Exercise aim
Using the data below, repeat all of it precisely.

Data records:
^^^^^^^^

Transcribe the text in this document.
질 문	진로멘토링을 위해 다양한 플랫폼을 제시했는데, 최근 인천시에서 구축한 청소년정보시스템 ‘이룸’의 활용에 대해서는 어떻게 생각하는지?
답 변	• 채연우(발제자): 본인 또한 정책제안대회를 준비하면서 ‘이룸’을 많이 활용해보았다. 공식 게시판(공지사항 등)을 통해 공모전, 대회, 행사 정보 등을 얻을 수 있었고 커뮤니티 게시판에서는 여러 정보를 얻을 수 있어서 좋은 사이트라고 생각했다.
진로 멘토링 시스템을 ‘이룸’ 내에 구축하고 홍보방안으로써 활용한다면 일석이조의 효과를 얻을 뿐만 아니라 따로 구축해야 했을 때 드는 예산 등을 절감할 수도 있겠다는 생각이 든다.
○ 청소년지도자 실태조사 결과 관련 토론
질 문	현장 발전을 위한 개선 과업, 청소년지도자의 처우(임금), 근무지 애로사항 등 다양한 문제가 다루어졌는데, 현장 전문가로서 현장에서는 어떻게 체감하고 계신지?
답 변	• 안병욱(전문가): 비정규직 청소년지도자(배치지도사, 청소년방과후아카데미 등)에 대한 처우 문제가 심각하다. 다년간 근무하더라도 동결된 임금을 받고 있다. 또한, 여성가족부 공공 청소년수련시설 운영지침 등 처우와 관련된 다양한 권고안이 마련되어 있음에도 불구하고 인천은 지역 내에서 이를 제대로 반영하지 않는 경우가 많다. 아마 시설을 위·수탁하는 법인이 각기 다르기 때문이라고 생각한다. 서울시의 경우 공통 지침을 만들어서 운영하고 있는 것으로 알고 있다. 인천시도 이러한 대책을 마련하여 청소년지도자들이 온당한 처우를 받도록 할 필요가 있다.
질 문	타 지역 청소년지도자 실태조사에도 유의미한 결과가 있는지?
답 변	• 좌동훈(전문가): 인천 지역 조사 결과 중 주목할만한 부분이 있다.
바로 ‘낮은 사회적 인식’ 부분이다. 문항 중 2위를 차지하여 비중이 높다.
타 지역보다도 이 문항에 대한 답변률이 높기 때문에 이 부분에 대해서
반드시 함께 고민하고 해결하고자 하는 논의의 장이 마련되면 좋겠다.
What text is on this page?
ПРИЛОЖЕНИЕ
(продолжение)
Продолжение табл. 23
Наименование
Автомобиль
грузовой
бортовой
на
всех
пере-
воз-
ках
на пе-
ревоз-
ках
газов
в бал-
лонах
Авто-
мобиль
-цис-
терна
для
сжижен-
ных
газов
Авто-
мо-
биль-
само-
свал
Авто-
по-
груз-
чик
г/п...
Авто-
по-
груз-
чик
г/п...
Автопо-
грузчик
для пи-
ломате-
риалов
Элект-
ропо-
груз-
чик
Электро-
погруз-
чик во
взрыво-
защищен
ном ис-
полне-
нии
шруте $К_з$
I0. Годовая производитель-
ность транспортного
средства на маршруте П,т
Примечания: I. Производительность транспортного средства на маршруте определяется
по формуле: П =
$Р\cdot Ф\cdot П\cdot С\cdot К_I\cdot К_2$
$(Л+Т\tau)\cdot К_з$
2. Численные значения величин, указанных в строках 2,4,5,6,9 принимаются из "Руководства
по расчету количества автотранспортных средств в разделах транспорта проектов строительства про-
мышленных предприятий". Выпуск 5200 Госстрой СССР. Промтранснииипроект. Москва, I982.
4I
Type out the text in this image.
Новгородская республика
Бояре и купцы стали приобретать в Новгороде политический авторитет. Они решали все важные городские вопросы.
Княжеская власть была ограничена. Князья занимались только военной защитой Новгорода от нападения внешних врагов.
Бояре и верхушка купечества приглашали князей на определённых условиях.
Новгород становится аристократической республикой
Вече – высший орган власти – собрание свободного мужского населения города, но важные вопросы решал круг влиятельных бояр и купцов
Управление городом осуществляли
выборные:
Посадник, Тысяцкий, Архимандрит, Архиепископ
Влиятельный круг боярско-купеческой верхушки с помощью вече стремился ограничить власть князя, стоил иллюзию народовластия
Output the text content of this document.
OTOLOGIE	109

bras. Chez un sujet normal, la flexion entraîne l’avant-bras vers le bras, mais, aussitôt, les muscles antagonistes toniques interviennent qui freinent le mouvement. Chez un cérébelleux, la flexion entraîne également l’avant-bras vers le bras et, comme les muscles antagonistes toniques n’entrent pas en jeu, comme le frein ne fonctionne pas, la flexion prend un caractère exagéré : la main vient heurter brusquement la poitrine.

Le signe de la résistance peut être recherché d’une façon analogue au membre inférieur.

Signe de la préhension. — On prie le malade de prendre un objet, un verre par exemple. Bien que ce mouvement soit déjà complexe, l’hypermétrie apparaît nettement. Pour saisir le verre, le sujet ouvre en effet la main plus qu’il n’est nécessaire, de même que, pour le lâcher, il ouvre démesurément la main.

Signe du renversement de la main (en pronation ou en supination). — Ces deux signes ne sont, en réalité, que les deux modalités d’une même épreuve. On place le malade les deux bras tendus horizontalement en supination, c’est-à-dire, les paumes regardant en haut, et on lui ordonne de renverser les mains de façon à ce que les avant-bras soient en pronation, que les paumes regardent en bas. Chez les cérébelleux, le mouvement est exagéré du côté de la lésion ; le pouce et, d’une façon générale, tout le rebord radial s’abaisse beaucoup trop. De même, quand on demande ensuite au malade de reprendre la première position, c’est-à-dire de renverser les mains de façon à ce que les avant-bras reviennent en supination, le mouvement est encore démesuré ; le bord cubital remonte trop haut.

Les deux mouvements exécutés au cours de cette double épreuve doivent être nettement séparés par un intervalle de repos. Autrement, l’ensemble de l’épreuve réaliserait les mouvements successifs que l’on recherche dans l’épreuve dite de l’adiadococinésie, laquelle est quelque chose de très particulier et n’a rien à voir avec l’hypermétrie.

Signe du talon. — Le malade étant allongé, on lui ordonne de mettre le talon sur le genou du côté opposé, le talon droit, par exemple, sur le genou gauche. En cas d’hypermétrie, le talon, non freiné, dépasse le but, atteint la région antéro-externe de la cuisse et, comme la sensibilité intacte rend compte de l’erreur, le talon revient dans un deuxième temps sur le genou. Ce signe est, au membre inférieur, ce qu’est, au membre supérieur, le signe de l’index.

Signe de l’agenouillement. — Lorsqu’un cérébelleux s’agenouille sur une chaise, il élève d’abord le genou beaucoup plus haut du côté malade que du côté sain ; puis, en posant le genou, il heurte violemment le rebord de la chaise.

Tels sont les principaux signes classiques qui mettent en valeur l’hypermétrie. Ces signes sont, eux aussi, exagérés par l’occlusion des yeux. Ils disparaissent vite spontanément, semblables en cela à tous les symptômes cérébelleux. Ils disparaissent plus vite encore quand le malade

^^^^^^^^

Finished exercise
Transcribe the text in this document.
질 문	진로멘토링을 위해 다양한 플랫폼을 제시했는데, 최근 인천시에서 구축한 청소년정보시스템 ‘이룸’의 활용에 대해서는 어떻게 생각하는지?
답 변	• 채연우(발제자): 본인 또한 정책제안대회를 준비하면서 ‘이룸’을 많이 활용해보았다. 공식 게시판(공지사항 등)을 통해 공모전, 대회, 행사 정보 등을 얻을 수 있었고 커뮤니티 게시판에서는 여러 정보를 얻을 수 있어서 좋은 사이트라고 생각했다.
진로 멘토링 시스템을 ‘이룸’ 내에 구축하고 홍보방안으로써 활용한다면 일석이조의 효과를 얻을 뿐만 아니라 따로 구축해야 했을 때 드는 예산 등을 절감할 수도 있겠다는 생각이 든다.
○ 청소년지도자 실태조사 결과 관련 토론
질 문	현장 발전을 위한 개선 과업, 청소년지도자의 처우(임금), 근무지 애로사항 등 다양한 문제가 다루어졌는데, 현장 전문가로서 현장에서는 어떻게 체감하고 계신지?
답 변	• 안병욱(전문가): 비정규직 청소년지도자(배치지도사, 청소년방과후아카데미 등)에 대한 처우 문제가 심각하다. 다년간 근무하더라도 동결된 임금을 받고 있다. 또한, 여성가족부 공공 청소년수련시설 운영지침 등 처우와 관련된 다양한 권고안이 마련되어 있음에도 불구하고 인천은 지역 내에서 이를 제대로 반영하지 않는 경우가 많다. 아마 시설을 위·수탁하는 법인이 각기 다르기 때문이라고 생각한다. 서울시의 경우 공통 지침을 만들어서 운영하고 있는 것으로 알고 있다. 인천시도 이러한 대책을 마련하여 청소년지도자들이 온당한 처우를 받도록 할 필요가 있다.
질 문	타 지역 청소년지도자 실태조사에도 유의미한 결과가 있는지?
답 변	• 좌동훈(전문가): 인천 지역 조사 결과 중 주목할만한 부분이 있다.
바로 ‘낮은 사회적 인식’ 부분이다. 문항 중 2위를 차지하여 비중이 높다.
타 지역보다도 이 문항에 대한 답변률이 높기 때문에 이 부분에 대해서
반드시 함께 고민하고 해결하고자 하는 논의의 장이 마련되면 좋겠다.
What text is on this page?
ПРИЛОЖЕНИЕ
(продолжение)
Продолжение табл. 23
Наименование
Автомобиль
грузовой
бортовой
на
всех
пере-
воз-
ках
на пе-
ревоз-
ках
газов
в бал-
лонах
Авто-
мобиль
-цис-
терна
для
сжижен-
ных
газов
Авто-
мо-
биль-
само-
свал
Авто-
по-
груз-
чик
г/п...
Авто-
по-
груз-
чик
г/п...
Автопо-
грузчик
для пи-
ломате-
риалов
Элект-
ропо-
груз-
чик
Электро-
погруз-
чик во
взрыво-
защищен
ном ис-
полне-
нии
шруте $К_з$
I0. Годовая производитель-
ность транспортного
средства на маршруте П,т
Примечания: I. Производительность транспортного средства на маршруте определяется
по формуле: П =
$Р\cdot Ф\cdot П\cdot С\cdot К_I\cdot К_2$
$(Л+Т\tau)\cdot К_з$
2. Численные значения величин, указанных в строках 2,4,5,6,9 принимаются из "Руководства
по расчету количества автотранспортных средств в разделах транспорта проектов строительства про-
мышленных предприятий". Выпуск 5200 Госстрой СССР. Промтранснииипроект. Москва, I982.
4I
Type out the text in this image.
Новгородская республика
Бояре и купцы стали приобретать в Новгороде политический авторитет. Они решали все важные городские вопросы.
Княжеская власть была ограничена. Князья занимались только военной защитой Новгорода от нападения внешних врагов.
Бояре и верхушка купечества приглашали князей на определённых условиях.
Новгород становится аристократической республикой
Вече – высший орган власти – собрание свободного мужского населения города, но важные вопросы решал круг влиятельных бояр и купцов
Управление городом осуществляли
выборные:
Посадник, Тысяцкий, Архимандрит, Архиепископ
Влиятельный круг боярско-купеческой верхушки с помощью вече стремился ограничить власть князя, стоил иллюзию народовластия
Output the text content of this document.
OTOLOGIE	109

bras. Chez un sujet normal, la flexion entraîne l’avant-bras vers le bras, mais, aussitôt, les muscles antagonistes toniques interviennent qui freinent le mouvement. Chez un cérébelleux, la flexion entraîne également l’avant-bras vers le bras et, comme les muscles antagonistes toniques n’entrent pas en jeu, comme le frein ne fonctionne pas, la flexion prend un caractère exagéré : la main vient heurter brusquement la poitrine.

Le signe de la résistance peut être recherché d’une façon analogue au membre inférieur.

Signe de la préhension. — On prie le malade de prendre un objet, un verre par exemple. Bien que ce mouvement soit déjà complexe, l’hypermétrie apparaît nettement. Pour saisir le verre, le sujet ouvre en effet la main plus qu’il n’est nécessaire, de même que, pour le lâcher, il ouvre démesurément la main.

Signe du renversement de la main (en pronation ou en supination). — Ces deux signes ne sont, en réalité, que les deux modalités d’une même épreuve. On place le malade les deux bras tendus horizontalement en supination, c’est-à-dire, les paumes regardant en haut, et on lui ordonne de renverser les mains de façon à ce que les avant-bras soient en pronation, que les paumes regardent en bas. Chez les cérébelleux, le mouvement est exagéré du côté de la lésion ; le pouce et, d’une façon générale, tout le rebord radial s’abaisse beaucoup trop. De même, quand on demande ensuite au malade de reprendre la première position, c’est-à-dire de renverser les mains de façon à ce que les avant-bras reviennent en supination, le mouvement est encore démesuré ; le bord cubital remonte trop haut.

Les deux mouvements exécutés au cours de cette double épreuve doivent être nettement séparés par un intervalle de repos. Autrement, l’ensemble de l’épreuve réaliserait les mouvements successifs que l’on recherche dans l’épreuve dite de l’adiadococinésie, laquelle est quelque chose de très particulier et n’a rien à voir avec l’hypermétrie.

Signe du talon. — Le malade étant allongé, on lui ordonne de mettre le talon sur le genou du côté opposé, le talon droit, par exemple, sur le genou gauche. En cas d’hypermétrie, le talon, non freiné, dépasse le but, atteint la région antéro-externe de la cuisse et, comme la sensibilité intacte rend compte de l’erreur, le talon revient dans un deuxième temps sur le genou. Ce signe est, au membre inférieur, ce qu’est, au membre supérieur, le signe de l’index.

Signe de l’agenouillement. — Lorsqu’un cérébelleux s’agenouille sur une chaise, il élève d’abord le genou beaucoup plus haut du côté malade que du côté sain ; puis, en posant le genou, il heurte violemment le rebord de la chaise.

Tels sont les principaux signes classiques qui mettent en valeur l’hypermétrie. Ces signes sont, eux aussi, exagérés par l’occlusion des yeux. Ils disparaissent vite spontanément, semblables en cela à tous les symptômes cérébelleux. Ils disparaissent plus vite encore quand le malade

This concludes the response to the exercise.